Transcribe the entries below exactly.
===== Entries supplied
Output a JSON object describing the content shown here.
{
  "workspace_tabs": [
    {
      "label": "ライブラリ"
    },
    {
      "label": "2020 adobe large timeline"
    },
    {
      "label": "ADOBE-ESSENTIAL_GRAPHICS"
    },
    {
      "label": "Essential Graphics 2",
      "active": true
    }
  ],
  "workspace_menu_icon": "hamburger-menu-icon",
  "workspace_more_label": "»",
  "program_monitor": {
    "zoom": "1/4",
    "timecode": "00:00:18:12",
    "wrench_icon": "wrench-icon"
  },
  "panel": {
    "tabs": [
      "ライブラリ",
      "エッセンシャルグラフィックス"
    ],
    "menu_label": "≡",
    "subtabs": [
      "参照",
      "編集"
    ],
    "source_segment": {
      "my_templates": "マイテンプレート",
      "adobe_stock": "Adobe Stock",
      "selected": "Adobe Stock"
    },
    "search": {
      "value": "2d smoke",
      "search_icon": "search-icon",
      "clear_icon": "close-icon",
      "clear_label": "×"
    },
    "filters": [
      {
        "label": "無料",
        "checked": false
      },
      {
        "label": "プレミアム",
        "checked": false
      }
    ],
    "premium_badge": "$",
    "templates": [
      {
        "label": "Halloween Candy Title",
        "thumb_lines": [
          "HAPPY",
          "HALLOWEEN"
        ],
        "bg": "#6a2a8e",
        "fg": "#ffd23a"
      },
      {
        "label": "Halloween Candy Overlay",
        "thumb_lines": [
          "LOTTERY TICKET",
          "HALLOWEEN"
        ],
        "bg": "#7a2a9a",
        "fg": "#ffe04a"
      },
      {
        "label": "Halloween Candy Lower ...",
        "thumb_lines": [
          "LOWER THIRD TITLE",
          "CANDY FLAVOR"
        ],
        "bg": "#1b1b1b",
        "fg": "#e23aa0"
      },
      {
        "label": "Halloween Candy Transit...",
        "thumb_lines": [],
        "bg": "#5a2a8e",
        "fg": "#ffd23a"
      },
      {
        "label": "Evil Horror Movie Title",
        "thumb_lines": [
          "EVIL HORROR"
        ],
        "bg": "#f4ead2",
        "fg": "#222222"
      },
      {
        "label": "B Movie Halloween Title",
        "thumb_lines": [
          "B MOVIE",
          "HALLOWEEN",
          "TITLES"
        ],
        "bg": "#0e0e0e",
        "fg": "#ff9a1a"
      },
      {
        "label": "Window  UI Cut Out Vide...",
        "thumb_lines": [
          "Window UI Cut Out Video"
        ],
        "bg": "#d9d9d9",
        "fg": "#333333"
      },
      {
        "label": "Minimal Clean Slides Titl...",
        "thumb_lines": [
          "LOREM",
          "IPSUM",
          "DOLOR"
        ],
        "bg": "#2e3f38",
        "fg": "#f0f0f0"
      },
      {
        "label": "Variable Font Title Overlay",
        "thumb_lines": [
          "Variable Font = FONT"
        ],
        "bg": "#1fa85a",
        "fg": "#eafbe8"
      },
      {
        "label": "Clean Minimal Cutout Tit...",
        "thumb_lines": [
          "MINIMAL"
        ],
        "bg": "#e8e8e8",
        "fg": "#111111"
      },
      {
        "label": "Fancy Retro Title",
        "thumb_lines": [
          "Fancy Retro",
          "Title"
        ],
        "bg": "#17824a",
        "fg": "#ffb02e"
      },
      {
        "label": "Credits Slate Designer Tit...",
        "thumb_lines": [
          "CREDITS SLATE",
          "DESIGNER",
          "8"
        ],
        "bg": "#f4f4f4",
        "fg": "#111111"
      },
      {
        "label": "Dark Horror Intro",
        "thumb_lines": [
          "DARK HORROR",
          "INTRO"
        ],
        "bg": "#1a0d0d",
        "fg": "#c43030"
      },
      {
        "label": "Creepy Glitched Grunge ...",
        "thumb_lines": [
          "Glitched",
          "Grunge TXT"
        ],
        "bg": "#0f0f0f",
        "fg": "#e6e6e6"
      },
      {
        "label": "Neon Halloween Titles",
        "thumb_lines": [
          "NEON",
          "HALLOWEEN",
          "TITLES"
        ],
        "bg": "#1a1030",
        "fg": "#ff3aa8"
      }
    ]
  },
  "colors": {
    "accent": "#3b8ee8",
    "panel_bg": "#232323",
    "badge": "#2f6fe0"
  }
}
==========
Response to the exercise -
Output a JSON object describing the content shown here.
{
  "workspace_tabs": [
    {
      "label": "ライブラリ"
    },
    {
      "label": "2020 adobe large timeline"
    },
    {
      "label": "ADOBE-ESSENTIAL_GRAPHICS"
    },
    {
      "label": "Essential Graphics 2",
      "active": true
    }
  ],
  "workspace_menu_icon": "hamburger-menu-icon",
  "workspace_more_label": "»",
  "program_monitor": {
    "zoom": "1/4",
    "timecode": "00:00:18:12",
    "wrench_icon": "wrench-icon"
  },
  "panel": {
    "tabs": [
      "ライブラリ",
      "エッセンシャルグラフィックス"
    ],
    "menu_label": "≡",
    "subtabs": [
      "参照",
      "編集"
    ],
    "source_segment": {
      "my_templates": "マイテンプレート",
      "adobe_stock": "Adobe Stock",
      "selected": "Adobe Stock"
    },
    "search": {
      "value": "2d smoke",
      "search_icon": "search-icon",
      "clear_icon": "close-icon",
      "clear_label": "×"
    },
    "filters": [
      {
        "label": "無料",
        "checked": false
      },
      {
        "label": "プレミアム",
        "checked": false
      }
    ],
    "premium_badge": "$",
    "templates": [
      {
        "label": "Halloween Candy Title",
        "thumb_lines": [
          "HAPPY",
          "HALLOWEEN"
        ],
        "bg": "#6a2a8e",
        "fg": "#ffd23a"
      },
      {
        "label": "Halloween Candy Overlay",
        "thumb_lines": [
          "LOTTERY TICKET",
          "HALLOWEEN"
        ],
        "bg": "#7a2a9a",
        "fg": "#ffe04a"
      },
      {
        "label": "Halloween Candy Lower ...",
        "thumb_lines": [
          "LOWER THIRD TITLE",
          "CANDY FLAVOR"
        ],
        "bg": "#1b1b1b",
        "fg": "#e23aa0"
      },
      {
        "label": "Halloween Candy Transit...",
        "thumb_lines": [],
        "bg": "#5a2a8e",
        "fg": "#ffd23a"
      },
      {
        "label": "Evil Horror Movie Title",
        "thumb_lines": [
          "EVIL HORROR"
        ],
        "bg": "#f4ead2",
        "fg": "#222222"
      },
      {
        "label": "B Movie Halloween Title",
        "thumb_lines": [
          "B MOVIE",
          "HALLOWEEN",
          "TITLES"
        ],
        "bg": "#0e0e0e",
        "fg": "#ff9a1a"
      },
      {
        "label": "Window  UI Cut Out Vide...",
        "thumb_lines": [
          "Window UI Cut Out Video"
        ],
        "bg": "#d9d9d9",
        "fg": "#333333"
      },
      {
        "label": "Minimal Clean Slides Titl...",
        "thumb_lines": [
          "LOREM",
          "IPSUM",
          "DOLOR"
        ],
        "bg": "#2e3f38",
        "fg": "#f0f0f0"
      },
      {
        "label": "Variable Font Title Overlay",
        "thumb_lines": [
          "Variable Font = FONT"
        ],
        "bg": "#1fa85a",
        "fg": "#eafbe8"
      },
      {
        "label": "Clean Minimal Cutout Tit...",
        "thumb_lines": [
          "MINIMAL"
        ],
        "bg": "#e8e8e8",
        "fg": "#111111"
      },
      {
        "label": "Fancy Retro Title",
        "thumb_lines": [
          "Fancy Retro",
          "Title"
        ],
        "bg": "#17824a",
        "fg": "#ffb02e"
      },
      {
        "label": "Credits Slate Designer Tit...",
        "thumb_lines": [
          "CREDITS SLATE",
          "DESIGNER",
          "8"
        ],
        "bg": "#f4f4f4",
        "fg": "#111111"
      },
      {
        "label": "Dark Horror Intro",
        "thumb_lines": [
          "DARK HORROR",
          "INTRO"
        ],
        "bg": "#1a0d0d",
        "fg": "#c43030"
      },
      {
        "label": "Creepy Glitched Grunge ...",
        "thumb_lines": [
          "Glitched",
          "Grunge TXT"
        ],
        "bg": "#0f0f0f",
        "fg": "#e6e6e6"
      },
      {
        "label": "Neon Halloween Titles",
        "thumb_lines": [
          "NEON",
          "HALLOWEEN",
          "TITLES"
        ],
        "bg": "#1a1030",
        "fg": "#ff3aa8"
      }
    ]
  },
  "colors": {
    "accent": "#3b8ee8",
    "panel_bg": "#232323",
    "badge": "#2f6fe0"
  }
}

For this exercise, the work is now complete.